Your task => Make an exact copy of each entry, leaving out every picture.
_____
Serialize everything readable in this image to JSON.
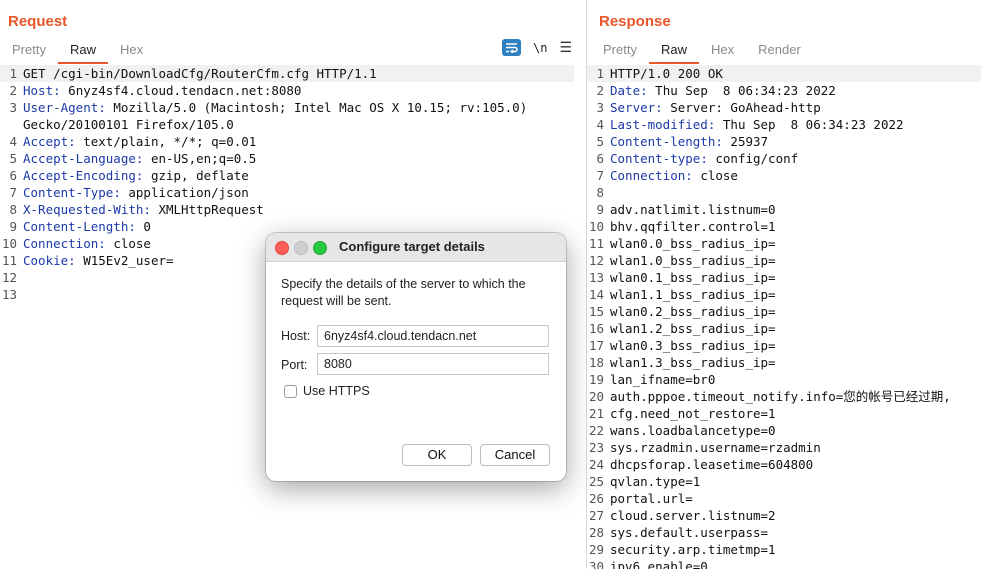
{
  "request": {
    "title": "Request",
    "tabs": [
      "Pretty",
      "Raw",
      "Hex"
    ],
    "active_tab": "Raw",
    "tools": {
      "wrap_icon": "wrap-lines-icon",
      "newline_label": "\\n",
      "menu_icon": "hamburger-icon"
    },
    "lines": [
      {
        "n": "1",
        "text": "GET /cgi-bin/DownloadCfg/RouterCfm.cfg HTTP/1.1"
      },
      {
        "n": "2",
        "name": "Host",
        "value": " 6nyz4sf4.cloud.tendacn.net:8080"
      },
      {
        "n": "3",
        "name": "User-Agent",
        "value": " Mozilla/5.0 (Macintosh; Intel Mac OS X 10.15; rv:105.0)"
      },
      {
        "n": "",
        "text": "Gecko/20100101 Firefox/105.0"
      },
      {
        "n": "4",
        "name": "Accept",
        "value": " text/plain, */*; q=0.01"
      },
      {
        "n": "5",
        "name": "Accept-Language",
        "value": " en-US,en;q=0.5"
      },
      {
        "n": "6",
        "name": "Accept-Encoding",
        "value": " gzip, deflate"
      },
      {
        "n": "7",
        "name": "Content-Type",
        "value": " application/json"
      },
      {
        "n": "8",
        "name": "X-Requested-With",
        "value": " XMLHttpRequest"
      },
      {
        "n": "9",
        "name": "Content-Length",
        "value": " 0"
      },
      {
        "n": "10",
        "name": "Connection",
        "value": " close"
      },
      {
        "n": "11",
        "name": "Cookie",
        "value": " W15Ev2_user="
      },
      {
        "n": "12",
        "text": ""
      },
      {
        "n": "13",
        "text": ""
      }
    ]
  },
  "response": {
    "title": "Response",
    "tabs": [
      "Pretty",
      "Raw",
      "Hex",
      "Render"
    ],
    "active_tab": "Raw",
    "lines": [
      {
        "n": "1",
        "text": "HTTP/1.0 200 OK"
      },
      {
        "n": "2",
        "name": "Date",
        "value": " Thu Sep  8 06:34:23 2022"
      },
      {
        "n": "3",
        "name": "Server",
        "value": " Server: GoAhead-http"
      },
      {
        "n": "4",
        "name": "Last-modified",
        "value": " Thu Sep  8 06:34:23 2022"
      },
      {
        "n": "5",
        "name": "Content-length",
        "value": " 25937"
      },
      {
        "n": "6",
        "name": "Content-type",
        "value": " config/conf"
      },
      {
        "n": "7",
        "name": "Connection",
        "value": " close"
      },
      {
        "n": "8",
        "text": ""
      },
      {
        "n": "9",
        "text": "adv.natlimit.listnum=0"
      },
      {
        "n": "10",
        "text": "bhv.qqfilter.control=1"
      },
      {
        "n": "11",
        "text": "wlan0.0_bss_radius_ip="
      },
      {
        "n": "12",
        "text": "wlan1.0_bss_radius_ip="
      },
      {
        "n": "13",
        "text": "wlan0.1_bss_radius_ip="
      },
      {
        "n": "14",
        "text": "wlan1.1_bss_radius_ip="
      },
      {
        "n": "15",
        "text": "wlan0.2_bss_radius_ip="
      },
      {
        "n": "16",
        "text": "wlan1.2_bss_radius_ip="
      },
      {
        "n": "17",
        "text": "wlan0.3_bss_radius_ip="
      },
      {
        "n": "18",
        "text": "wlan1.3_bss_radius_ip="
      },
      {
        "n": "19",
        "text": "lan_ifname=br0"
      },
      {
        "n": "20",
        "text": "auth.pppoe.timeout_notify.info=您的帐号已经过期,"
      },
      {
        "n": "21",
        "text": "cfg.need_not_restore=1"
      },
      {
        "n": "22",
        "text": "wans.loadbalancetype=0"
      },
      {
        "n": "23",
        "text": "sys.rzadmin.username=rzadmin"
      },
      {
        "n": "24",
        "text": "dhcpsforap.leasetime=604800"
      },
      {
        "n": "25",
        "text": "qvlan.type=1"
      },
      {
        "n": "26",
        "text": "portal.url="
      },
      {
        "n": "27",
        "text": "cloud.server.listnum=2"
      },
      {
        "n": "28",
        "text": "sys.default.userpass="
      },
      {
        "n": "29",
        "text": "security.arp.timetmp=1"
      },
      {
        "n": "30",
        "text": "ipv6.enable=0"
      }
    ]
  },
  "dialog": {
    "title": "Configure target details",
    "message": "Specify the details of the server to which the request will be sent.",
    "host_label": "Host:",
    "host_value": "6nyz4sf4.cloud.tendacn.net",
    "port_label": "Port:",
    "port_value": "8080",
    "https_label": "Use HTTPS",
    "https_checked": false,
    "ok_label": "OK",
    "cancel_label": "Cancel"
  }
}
_____
Solution to this task =>
Serialize everything readable in this image to JSON.
{
  "request": {
    "title": "Request",
    "tabs": [
      "Pretty",
      "Raw",
      "Hex"
    ],
    "active_tab": "Raw",
    "tools": {
      "wrap_icon": "wrap-lines-icon",
      "newline_label": "\\n",
      "menu_icon": "hamburger-icon"
    },
    "lines": [
      {
        "n": "1",
        "text": "GET /cgi-bin/DownloadCfg/RouterCfm.cfg HTTP/1.1"
      },
      {
        "n": "2",
        "name": "Host",
        "value": " 6nyz4sf4.cloud.tendacn.net:8080"
      },
      {
        "n": "3",
        "name": "User-Agent",
        "value": " Mozilla/5.0 (Macintosh; Intel Mac OS X 10.15; rv:105.0)"
      },
      {
        "n": "",
        "text": "Gecko/20100101 Firefox/105.0"
      },
      {
        "n": "4",
        "name": "Accept",
        "value": " text/plain, */*; q=0.01"
      },
      {
        "n": "5",
        "name": "Accept-Language",
        "value": " en-US,en;q=0.5"
      },
      {
        "n": "6",
        "name": "Accept-Encoding",
        "value": " gzip, deflate"
      },
      {
        "n": "7",
        "name": "Content-Type",
        "value": " application/json"
      },
      {
        "n": "8",
        "name": "X-Requested-With",
        "value": " XMLHttpRequest"
      },
      {
        "n": "9",
        "name": "Content-Length",
        "value": " 0"
      },
      {
        "n": "10",
        "name": "Connection",
        "value": " close"
      },
      {
        "n": "11",
        "name": "Cookie",
        "value": " W15Ev2_user="
      },
      {
        "n": "12",
        "text": ""
      },
      {
        "n": "13",
        "text": ""
      }
    ]
  },
  "response": {
    "title": "Response",
    "tabs": [
      "Pretty",
      "Raw",
      "Hex",
      "Render"
    ],
    "active_tab": "Raw",
    "lines": [
      {
        "n": "1",
        "text": "HTTP/1.0 200 OK"
      },
      {
        "n": "2",
        "name": "Date",
        "value": " Thu Sep  8 06:34:23 2022"
      },
      {
        "n": "3",
        "name": "Server",
        "value": " Server: GoAhead-http"
      },
      {
        "n": "4",
        "name": "Last-modified",
        "value": " Thu Sep  8 06:34:23 2022"
      },
      {
        "n": "5",
        "name": "Content-length",
        "value": " 25937"
      },
      {
        "n": "6",
        "name": "Content-type",
        "value": " config/conf"
      },
      {
        "n": "7",
        "name": "Connection",
        "value": " close"
      },
      {
        "n": "8",
        "text": ""
      },
      {
        "n": "9",
        "text": "adv.natlimit.listnum=0"
      },
      {
        "n": "10",
        "text": "bhv.qqfilter.control=1"
      },
      {
        "n": "11",
        "text": "wlan0.0_bss_radius_ip="
      },
      {
        "n": "12",
        "text": "wlan1.0_bss_radius_ip="
      },
      {
        "n": "13",
        "text": "wlan0.1_bss_radius_ip="
      },
      {
        "n": "14",
        "text": "wlan1.1_bss_radius_ip="
      },
      {
        "n": "15",
        "text": "wlan0.2_bss_radius_ip="
      },
      {
        "n": "16",
        "text": "wlan1.2_bss_radius_ip="
      },
      {
        "n": "17",
        "text": "wlan0.3_bss_radius_ip="
      },
      {
        "n": "18",
        "text": "wlan1.3_bss_radius_ip="
      },
      {
        "n": "19",
        "text": "lan_ifname=br0"
      },
      {
        "n": "20",
        "text": "auth.pppoe.timeout_notify.info=您的帐号已经过期,"
      },
      {
        "n": "21",
        "text": "cfg.need_not_restore=1"
      },
      {
        "n": "22",
        "text": "wans.loadbalancetype=0"
      },
      {
        "n": "23",
        "text": "sys.rzadmin.username=rzadmin"
      },
      {
        "n": "24",
        "text": "dhcpsforap.leasetime=604800"
      },
      {
        "n": "25",
        "text": "qvlan.type=1"
      },
      {
        "n": "26",
        "text": "portal.url="
      },
      {
        "n": "27",
        "text": "cloud.server.listnum=2"
      },
      {
        "n": "28",
        "text": "sys.default.userpass="
      },
      {
        "n": "29",
        "text": "security.arp.timetmp=1"
      },
      {
        "n": "30",
        "text": "ipv6.enable=0"
      }
    ]
  },
  "dialog": {
    "title": "Configure target details",
    "message": "Specify the details of the server to which the request will be sent.",
    "host_label": "Host:",
    "host_value": "6nyz4sf4.cloud.tendacn.net",
    "port_label": "Port:",
    "port_value": "8080",
    "https_label": "Use HTTPS",
    "https_checked": false,
    "ok_label": "OK",
    "cancel_label": "Cancel"
  }
}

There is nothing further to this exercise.